## Supplied material

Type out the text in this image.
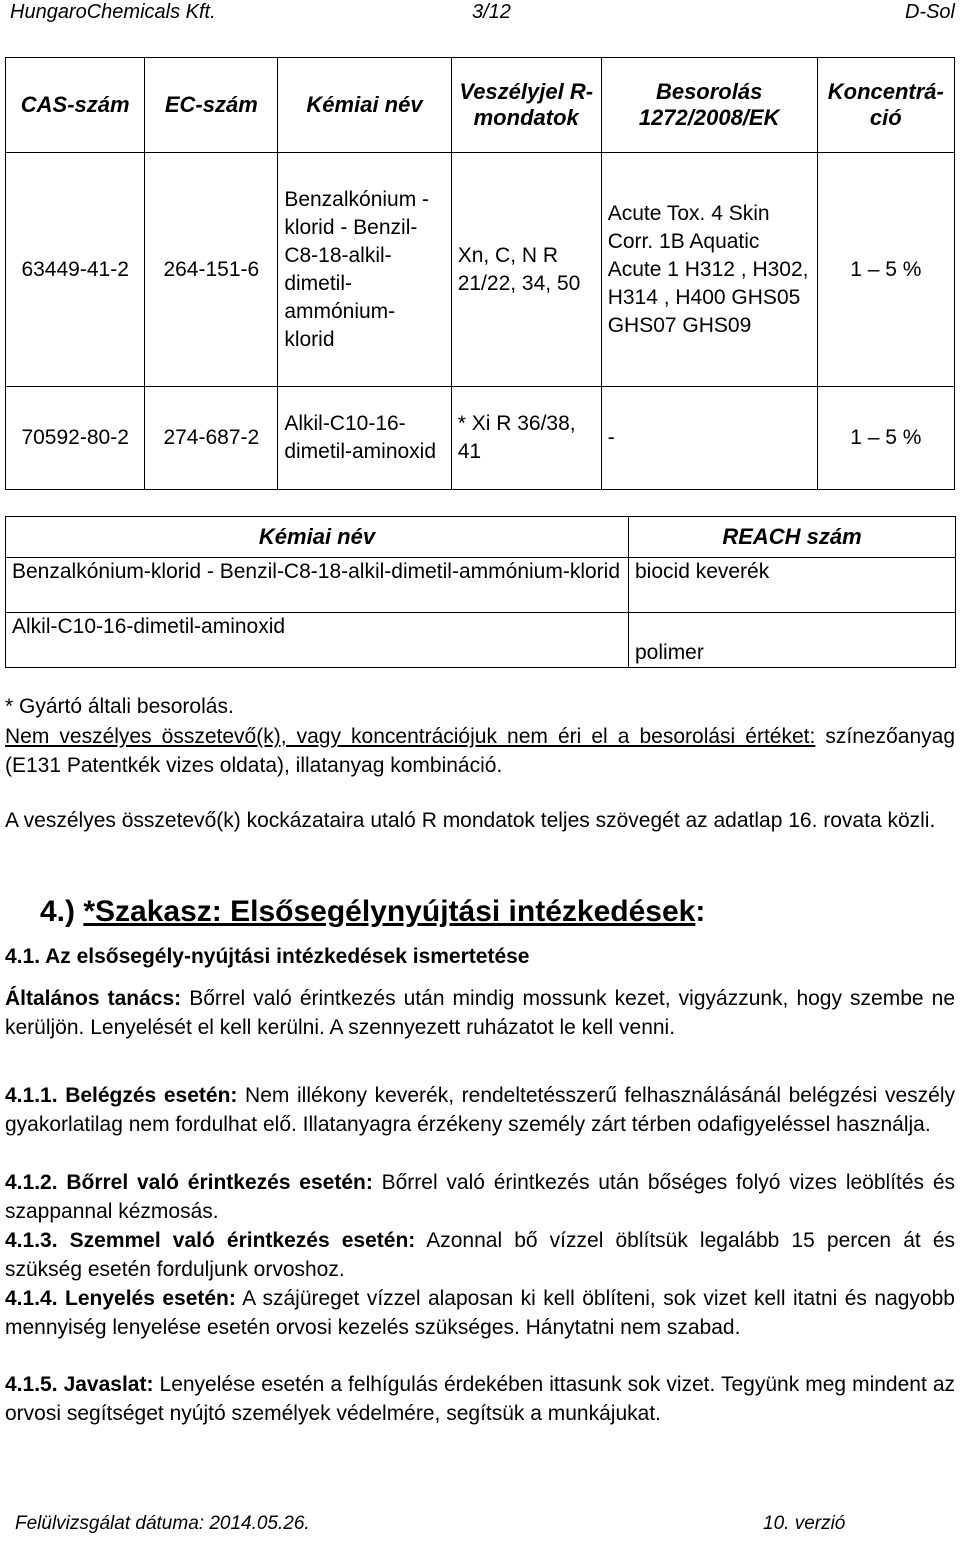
HungaroChemicals Kft.	3/12	D-Sol
CAS-szám	EC-szám	Kémiai név	Veszélyjel R-mondatok	Besorolás 1272/2008/EK	Koncentrá-ció
63449-41-2	264-151-6	Benzalkónium -klorid - Benzil-C8-18-alkil-dimetil-ammónium-klorid	Xn, C, N R 21/22, 34, 50	Acute Tox. 4 Skin Corr. 1B Aquatic Acute 1 H312 , H302, H314 , H400 GHS05 GHS07 GHS09	1 – 5 %
70592-80-2	274-687-2	Alkil-C10-16-dimetil-aminoxid	* Xi R 36/38, 41	-	1 – 5 %
Kémiai név	REACH szám
Benzalkónium-klorid - Benzil-C8-18-alkil-dimetil-ammónium-klorid	biocid keverék
Alkil-C10-16-dimetil-aminoxid	polimer
* Gyártó általi besorolás.
Nem veszélyes összetevő(k), vagy koncentrációjuk nem éri el a besorolási értéket: színezőanyag (E131 Patentkék vizes oldata), illatanyag kombináció.
A veszélyes összetevő(k) kockázataira utaló R mondatok teljes szövegét az adatlap 16. rovata közli.
4.) *Szakasz: Elsősegélynyújtási intézkedések:
4.1. Az elsősegély-nyújtási intézkedések ismertetése
Általános tanács: Bőrrel való érintkezés után mindig mossunk kezet, vigyázzunk, hogy szembe ne kerüljön. Lenyelését el kell kerülni. A szennyezett ruházatot le kell venni.
4.1.1. Belégzés esetén: Nem illékony keverék, rendeltetésszerű felhasználásánál belégzési veszély gyakorlatilag nem fordulhat elő. Illatanyagra érzékeny személy zárt térben odafigyeléssel használja.
4.1.2. Bőrrel való érintkezés esetén: Bőrrel való érintkezés után bőséges folyó vizes leöblítés és szappannal kézmosás.
4.1.3. Szemmel való érintkezés esetén: Azonnal bő vízzel öblítsük legalább 15 percen át és szükség esetén forduljunk orvoshoz.
4.1.4. Lenyelés esetén: A szájüreget vízzel alaposan ki kell öblíteni, sok vizet kell itatni és nagyobb mennyiség lenyelése esetén orvosi kezelés szükséges. Hánytatni nem szabad.
4.1.5. Javaslat: Lenyelése esetén a felhígulás érdekében ittasunk sok vizet. Tegyünk meg mindent az orvosi segítséget nyújtó személyek védelmére, segítsük a munkájukat.
Felülvizsgálat dátuma: 2014.05.26.	10. verzió
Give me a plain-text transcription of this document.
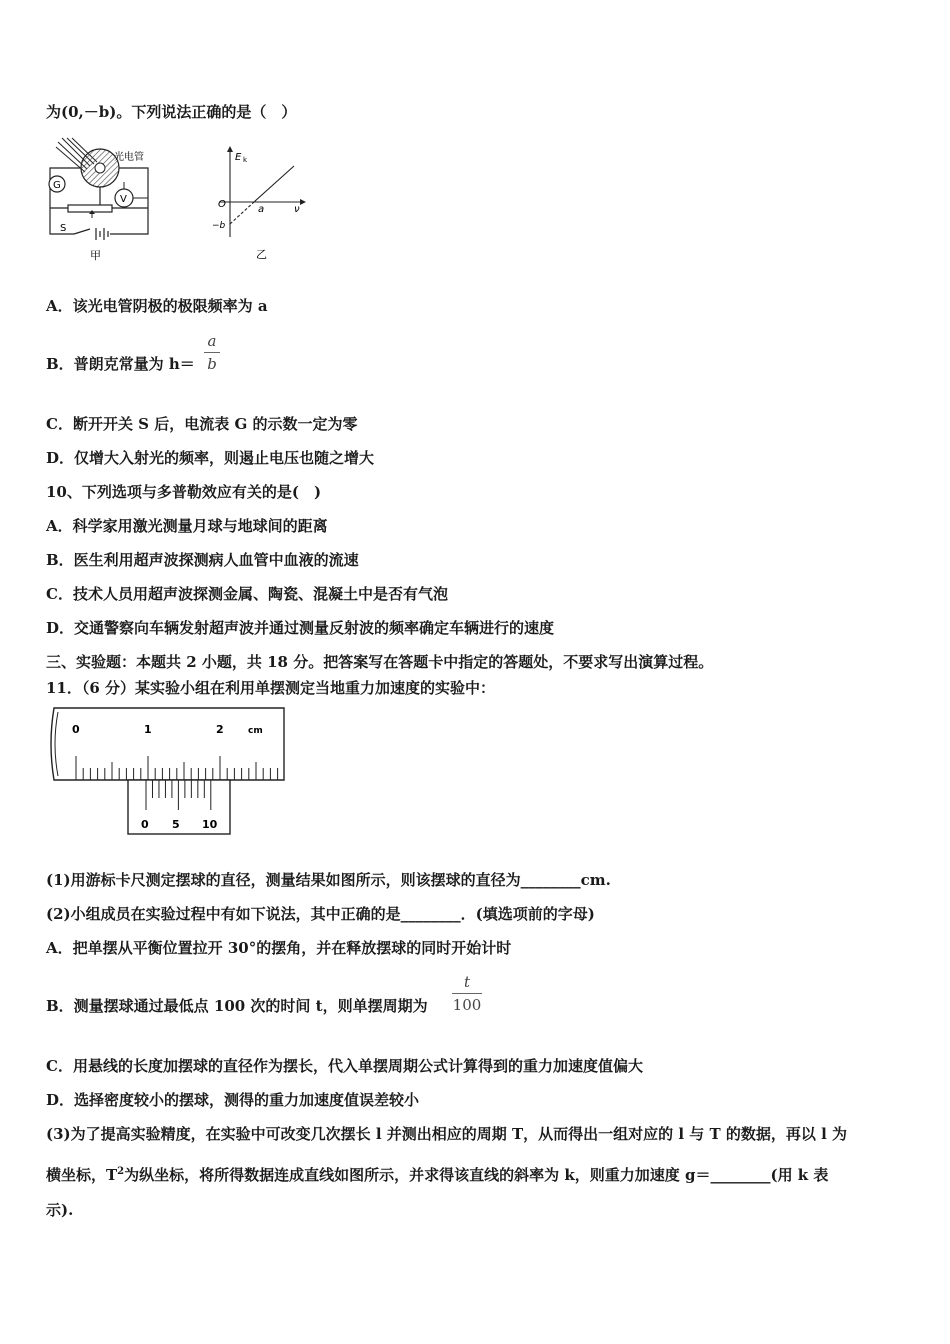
为(0,－b)。下列说法正确的是（　）
光电管
G
V
S
甲
E k
O	a	ν
−b
乙
A．该光电管阴极的极限频率为 a
B．普朗克常量为 h＝
a
b
C．断开开关 S 后，电流表 G 的示数一定为零
D．仅增大入射光的频率，则遏止电压也随之增大
10、下列选项与多普勒效应有关的是(　)
A．科学家用激光测量月球与地球间的距离
B．医生利用超声波探测病人血管中血液的流速
C．技术人员用超声波探测金属、陶瓷、混凝土中是否有气泡
D．交通警察向车辆发射超声波并通过测量反射波的频率确定车辆进行的速度
三、实验题：本题共 2 小题，共 18 分。把答案写在答题卡中指定的答题处，不要求写出演算过程。
11．（6 分）某实验小组在利用单摆测定当地重力加速度的实验中：
0	1	2	cm
0 5 10
(1)用游标卡尺测定摆球的直径，测量结果如图所示，则该摆球的直径为________cm.
(2)小组成员在实验过程中有如下说法，其中正确的是________．(填选项前的字母)
A．把单摆从平衡位置拉开 30°的摆角，并在释放摆球的同时开始计时
B．测量摆球通过最低点 100 次的时间 t，则单摆周期为
t
100
C．用悬线的长度加摆球的直径作为摆长，代入单摆周期公式计算得到的重力加速度值偏大
D．选择密度较小的摆球，测得的重力加速度值误差较小
(3)为了提高实验精度，在实验中可改变几次摆长 l 并测出相应的周期 T，从而得出一组对应的 l 与 T 的数据，再以 l 为
横坐标，$T^2$为纵坐标，将所得数据连成直线如图所示，并求得该直线的斜率为 k，则重力加速度 g＝________(用 k 表
示).
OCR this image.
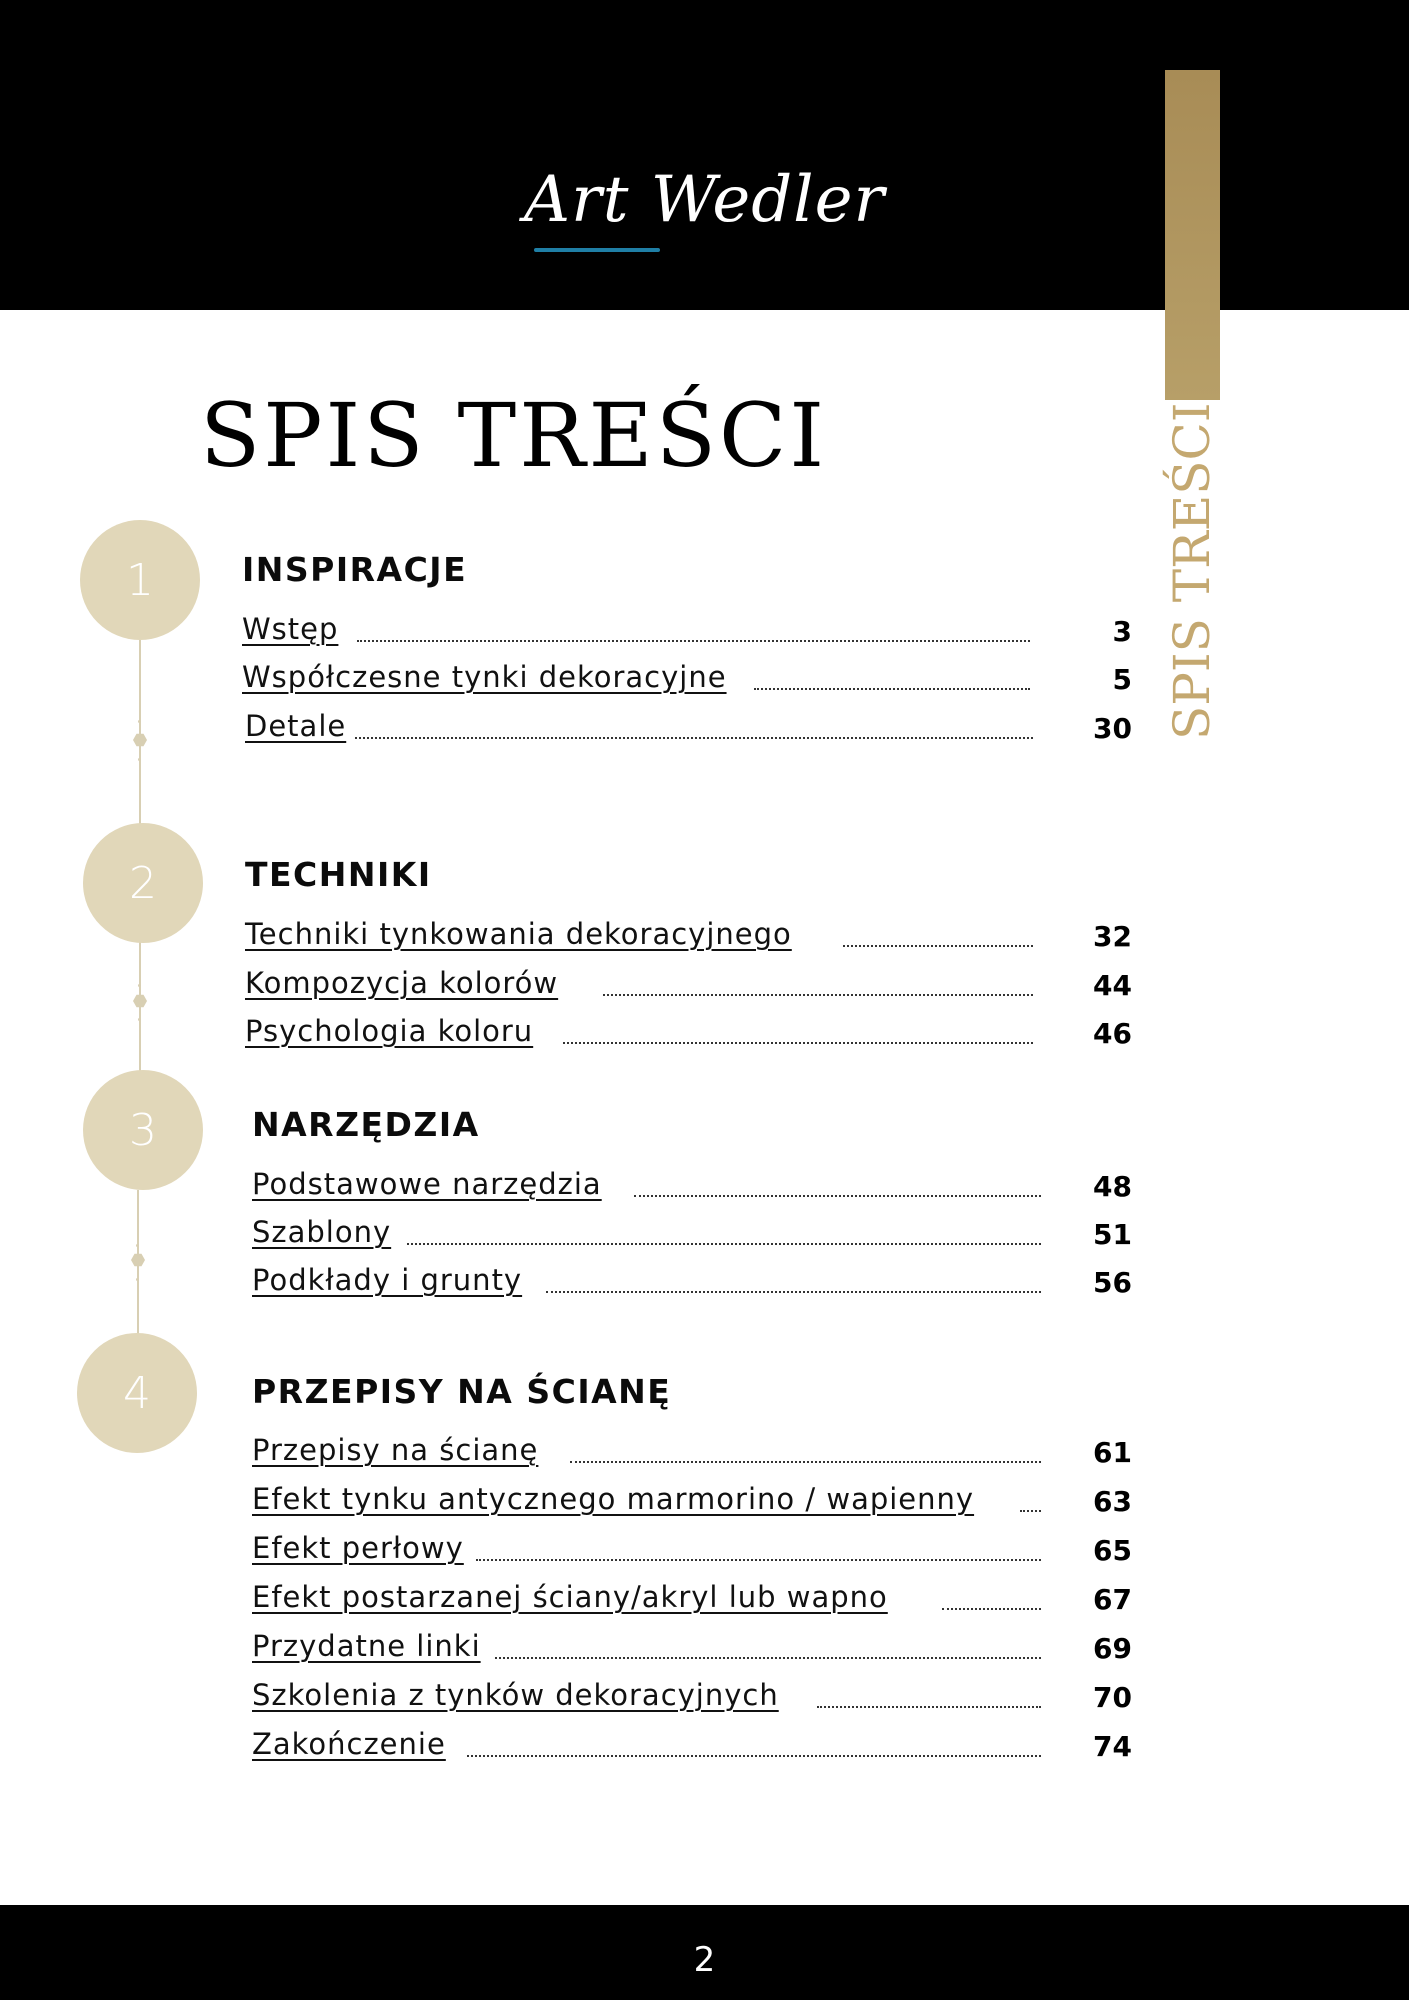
Art Wedler
SPIS TREŚCI
SPIS TREŚCI
1
2
3
4
INSPIRACJE
TECHNIKI
NARZĘDZIA
PRZEPISY NA ŚCIANĘ
Wstęp	3
Współczesne tynki dekoracyjne	5
Detale	30
Techniki tynkowania dekoracyjnego	32
Kompozycja kolorów	44
Psychologia koloru	46
Podstawowe narzędzia	48
Szablony	51
Podkłady i grunty	56
Przepisy na ścianę	61
Efekt tynku antycznego marmorino / wapienny	63
Efekt perłowy	65
Efekt postarzanej ściany/akryl lub wapno	67
Przydatne linki	69
Szkolenia z tynków dekoracyjnych	70
Zakończenie	74
2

## Exercise
From the entries above, copy every line where the word "image" shows up.

## Response to this task
Type out the text in this image.
OCR this image.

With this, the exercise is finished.